#### TASK REQUIREMENTS
Pick out all lines with the word "screenshot" from the records that follow.

#### DATASET ENTRIES

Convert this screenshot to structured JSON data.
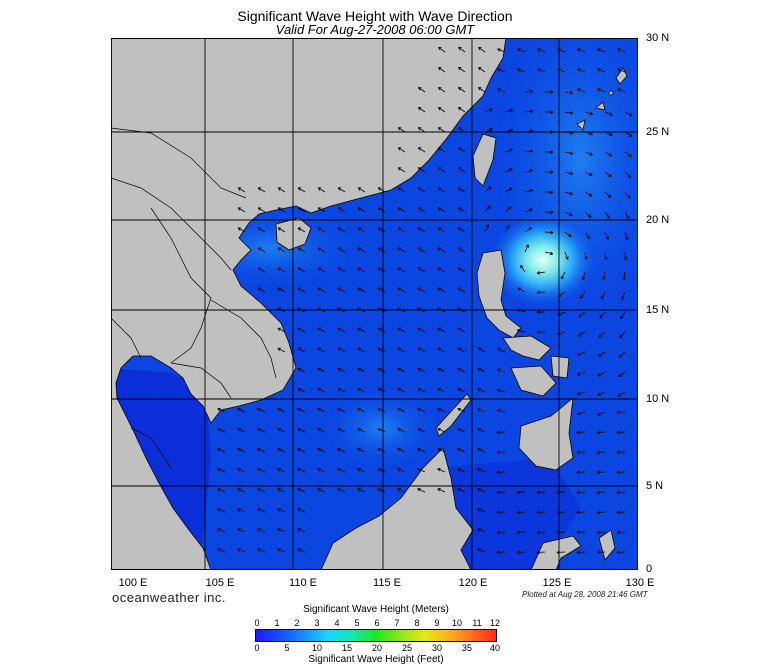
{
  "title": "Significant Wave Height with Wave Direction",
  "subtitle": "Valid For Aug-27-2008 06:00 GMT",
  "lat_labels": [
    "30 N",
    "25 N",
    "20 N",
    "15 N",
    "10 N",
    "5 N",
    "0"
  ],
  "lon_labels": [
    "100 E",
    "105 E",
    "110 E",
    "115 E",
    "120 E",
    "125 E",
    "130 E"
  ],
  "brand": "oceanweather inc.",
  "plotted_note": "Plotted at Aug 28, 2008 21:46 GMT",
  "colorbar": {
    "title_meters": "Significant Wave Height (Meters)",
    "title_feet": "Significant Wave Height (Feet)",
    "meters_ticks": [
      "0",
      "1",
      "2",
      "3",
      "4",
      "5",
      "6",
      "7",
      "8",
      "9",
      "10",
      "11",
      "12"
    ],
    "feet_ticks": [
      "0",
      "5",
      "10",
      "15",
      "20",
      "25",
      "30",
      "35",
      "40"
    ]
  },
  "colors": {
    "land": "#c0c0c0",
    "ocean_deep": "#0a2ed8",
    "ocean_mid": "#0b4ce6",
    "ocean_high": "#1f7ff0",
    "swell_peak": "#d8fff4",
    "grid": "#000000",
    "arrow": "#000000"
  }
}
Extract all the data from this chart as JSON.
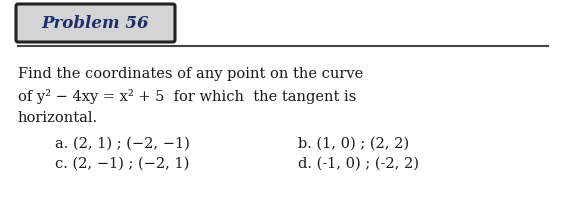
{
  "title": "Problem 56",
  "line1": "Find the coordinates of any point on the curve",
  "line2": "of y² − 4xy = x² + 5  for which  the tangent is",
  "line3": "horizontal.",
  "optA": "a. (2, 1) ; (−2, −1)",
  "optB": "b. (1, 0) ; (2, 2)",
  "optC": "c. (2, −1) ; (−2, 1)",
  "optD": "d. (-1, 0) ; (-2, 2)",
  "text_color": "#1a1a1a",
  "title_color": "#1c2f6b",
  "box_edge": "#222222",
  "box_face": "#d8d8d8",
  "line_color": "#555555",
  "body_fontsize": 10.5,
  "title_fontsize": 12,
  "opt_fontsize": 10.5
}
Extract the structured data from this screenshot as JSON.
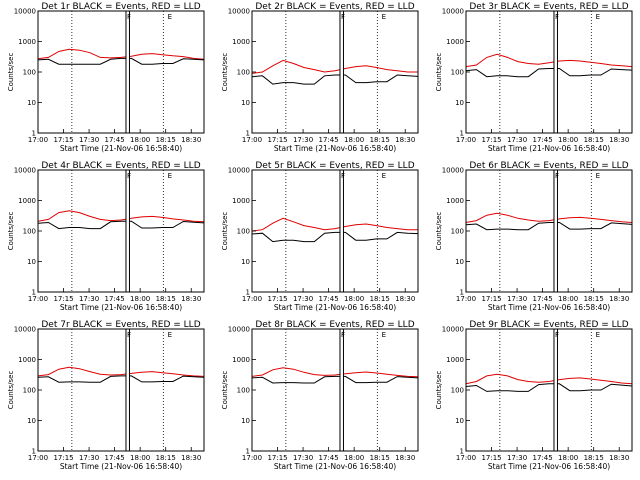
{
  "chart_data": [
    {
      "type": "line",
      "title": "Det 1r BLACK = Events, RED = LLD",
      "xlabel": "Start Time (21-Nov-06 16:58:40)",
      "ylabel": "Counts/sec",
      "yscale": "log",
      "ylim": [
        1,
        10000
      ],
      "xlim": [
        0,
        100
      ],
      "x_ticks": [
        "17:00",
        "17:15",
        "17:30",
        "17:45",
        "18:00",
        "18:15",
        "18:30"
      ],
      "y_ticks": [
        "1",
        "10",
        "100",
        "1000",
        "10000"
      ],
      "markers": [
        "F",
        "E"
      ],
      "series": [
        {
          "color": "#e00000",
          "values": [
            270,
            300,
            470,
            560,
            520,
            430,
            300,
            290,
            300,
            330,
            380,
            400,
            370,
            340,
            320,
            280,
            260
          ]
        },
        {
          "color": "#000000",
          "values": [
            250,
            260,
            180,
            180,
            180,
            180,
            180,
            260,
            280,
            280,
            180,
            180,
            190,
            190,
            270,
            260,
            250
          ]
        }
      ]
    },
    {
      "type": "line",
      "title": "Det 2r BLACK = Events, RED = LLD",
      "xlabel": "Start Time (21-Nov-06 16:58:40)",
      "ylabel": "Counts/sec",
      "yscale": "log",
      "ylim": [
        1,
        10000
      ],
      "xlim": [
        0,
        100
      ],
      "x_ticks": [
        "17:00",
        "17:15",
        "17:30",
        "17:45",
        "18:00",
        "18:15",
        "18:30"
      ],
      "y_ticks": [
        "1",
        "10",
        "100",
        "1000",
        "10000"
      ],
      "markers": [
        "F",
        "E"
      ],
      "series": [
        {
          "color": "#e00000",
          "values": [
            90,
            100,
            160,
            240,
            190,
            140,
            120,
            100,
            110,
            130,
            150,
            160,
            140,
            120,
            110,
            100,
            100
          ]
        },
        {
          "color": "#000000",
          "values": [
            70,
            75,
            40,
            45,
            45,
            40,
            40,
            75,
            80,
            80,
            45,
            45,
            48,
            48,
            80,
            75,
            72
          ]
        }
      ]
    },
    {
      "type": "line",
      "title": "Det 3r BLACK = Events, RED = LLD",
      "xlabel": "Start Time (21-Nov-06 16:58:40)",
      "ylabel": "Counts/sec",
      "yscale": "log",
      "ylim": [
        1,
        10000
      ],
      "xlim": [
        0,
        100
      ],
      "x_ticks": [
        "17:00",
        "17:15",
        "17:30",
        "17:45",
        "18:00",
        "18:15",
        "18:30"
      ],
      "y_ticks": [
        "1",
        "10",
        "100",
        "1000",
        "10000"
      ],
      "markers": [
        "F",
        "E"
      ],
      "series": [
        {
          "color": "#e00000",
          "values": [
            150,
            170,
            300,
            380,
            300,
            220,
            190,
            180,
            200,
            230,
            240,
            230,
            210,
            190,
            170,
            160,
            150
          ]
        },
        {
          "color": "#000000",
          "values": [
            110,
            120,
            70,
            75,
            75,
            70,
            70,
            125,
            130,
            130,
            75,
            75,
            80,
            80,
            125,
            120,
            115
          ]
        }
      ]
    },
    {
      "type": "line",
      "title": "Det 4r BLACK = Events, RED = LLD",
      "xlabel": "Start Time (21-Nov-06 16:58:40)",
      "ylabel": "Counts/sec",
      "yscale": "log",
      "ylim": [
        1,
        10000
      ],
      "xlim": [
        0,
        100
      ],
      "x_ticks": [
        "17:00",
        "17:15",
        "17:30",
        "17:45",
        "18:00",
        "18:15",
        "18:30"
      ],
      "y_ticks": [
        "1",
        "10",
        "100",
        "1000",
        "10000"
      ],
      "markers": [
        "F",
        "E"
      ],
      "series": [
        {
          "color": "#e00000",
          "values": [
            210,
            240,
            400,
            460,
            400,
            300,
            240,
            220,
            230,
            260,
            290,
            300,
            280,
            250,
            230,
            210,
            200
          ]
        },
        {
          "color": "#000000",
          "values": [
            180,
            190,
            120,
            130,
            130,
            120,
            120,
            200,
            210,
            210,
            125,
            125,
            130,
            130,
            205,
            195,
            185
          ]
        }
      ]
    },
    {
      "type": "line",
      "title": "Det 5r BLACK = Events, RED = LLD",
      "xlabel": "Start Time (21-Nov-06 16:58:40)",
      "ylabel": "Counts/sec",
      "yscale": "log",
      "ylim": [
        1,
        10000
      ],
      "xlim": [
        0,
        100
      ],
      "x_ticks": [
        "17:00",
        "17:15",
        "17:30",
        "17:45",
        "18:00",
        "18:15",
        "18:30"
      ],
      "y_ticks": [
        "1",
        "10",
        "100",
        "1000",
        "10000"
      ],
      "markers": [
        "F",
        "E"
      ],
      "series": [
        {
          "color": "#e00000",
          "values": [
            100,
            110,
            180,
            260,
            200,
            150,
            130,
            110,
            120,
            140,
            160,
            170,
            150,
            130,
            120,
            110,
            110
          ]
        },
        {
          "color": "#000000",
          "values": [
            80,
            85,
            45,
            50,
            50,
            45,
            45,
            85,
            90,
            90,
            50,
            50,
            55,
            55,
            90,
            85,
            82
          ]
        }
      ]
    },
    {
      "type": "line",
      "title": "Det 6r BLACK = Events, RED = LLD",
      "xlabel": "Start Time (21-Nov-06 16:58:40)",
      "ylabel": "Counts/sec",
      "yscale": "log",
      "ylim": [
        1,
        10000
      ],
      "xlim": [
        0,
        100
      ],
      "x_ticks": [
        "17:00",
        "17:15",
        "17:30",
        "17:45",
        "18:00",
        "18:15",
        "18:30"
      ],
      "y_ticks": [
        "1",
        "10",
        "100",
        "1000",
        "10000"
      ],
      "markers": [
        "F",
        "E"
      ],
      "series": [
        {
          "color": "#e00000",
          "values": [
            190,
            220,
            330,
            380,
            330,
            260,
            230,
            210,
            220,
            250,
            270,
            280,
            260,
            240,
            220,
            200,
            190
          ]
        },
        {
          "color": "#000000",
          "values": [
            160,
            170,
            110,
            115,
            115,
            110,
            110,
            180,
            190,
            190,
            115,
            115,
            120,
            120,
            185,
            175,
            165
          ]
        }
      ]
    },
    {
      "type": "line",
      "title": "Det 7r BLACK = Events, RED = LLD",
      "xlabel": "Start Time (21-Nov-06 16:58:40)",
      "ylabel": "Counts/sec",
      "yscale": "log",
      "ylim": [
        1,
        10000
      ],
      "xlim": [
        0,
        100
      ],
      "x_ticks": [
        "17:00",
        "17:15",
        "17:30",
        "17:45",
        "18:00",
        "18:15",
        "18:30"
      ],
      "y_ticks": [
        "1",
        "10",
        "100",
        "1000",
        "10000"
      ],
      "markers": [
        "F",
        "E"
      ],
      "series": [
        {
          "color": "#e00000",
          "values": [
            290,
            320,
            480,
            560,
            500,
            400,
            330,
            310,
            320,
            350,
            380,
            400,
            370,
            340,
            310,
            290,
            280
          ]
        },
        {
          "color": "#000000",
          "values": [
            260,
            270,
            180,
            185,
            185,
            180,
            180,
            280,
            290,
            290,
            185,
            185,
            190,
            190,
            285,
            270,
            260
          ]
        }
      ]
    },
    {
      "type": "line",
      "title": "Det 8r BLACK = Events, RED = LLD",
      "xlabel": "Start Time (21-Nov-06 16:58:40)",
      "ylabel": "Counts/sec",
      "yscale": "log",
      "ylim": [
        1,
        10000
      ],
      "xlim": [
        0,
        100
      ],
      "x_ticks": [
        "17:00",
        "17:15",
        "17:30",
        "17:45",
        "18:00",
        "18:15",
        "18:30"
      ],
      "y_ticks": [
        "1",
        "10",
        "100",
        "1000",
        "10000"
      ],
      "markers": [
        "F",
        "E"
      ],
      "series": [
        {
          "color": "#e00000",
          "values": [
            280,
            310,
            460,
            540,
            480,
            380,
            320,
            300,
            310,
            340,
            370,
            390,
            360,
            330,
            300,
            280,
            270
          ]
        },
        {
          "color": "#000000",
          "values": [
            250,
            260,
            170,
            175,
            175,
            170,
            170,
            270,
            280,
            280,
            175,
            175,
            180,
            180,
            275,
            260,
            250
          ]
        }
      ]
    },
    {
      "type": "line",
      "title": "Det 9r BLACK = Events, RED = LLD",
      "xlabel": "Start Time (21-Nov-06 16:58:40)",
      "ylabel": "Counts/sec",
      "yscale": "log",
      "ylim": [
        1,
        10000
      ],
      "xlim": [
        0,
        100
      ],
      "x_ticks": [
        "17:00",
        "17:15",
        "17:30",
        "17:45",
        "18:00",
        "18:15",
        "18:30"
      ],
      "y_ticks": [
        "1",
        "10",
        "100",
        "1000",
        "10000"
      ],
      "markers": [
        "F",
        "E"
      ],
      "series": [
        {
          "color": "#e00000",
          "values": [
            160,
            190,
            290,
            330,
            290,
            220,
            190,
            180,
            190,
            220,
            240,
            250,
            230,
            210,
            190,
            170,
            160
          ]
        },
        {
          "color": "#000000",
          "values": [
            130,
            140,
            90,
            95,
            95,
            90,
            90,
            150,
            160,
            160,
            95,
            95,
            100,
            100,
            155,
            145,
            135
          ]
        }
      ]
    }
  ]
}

#### WRITTEN RESPONSE
Convert this screenshot to structured JSON data.
Extract the structured data from this screenshot as JSON.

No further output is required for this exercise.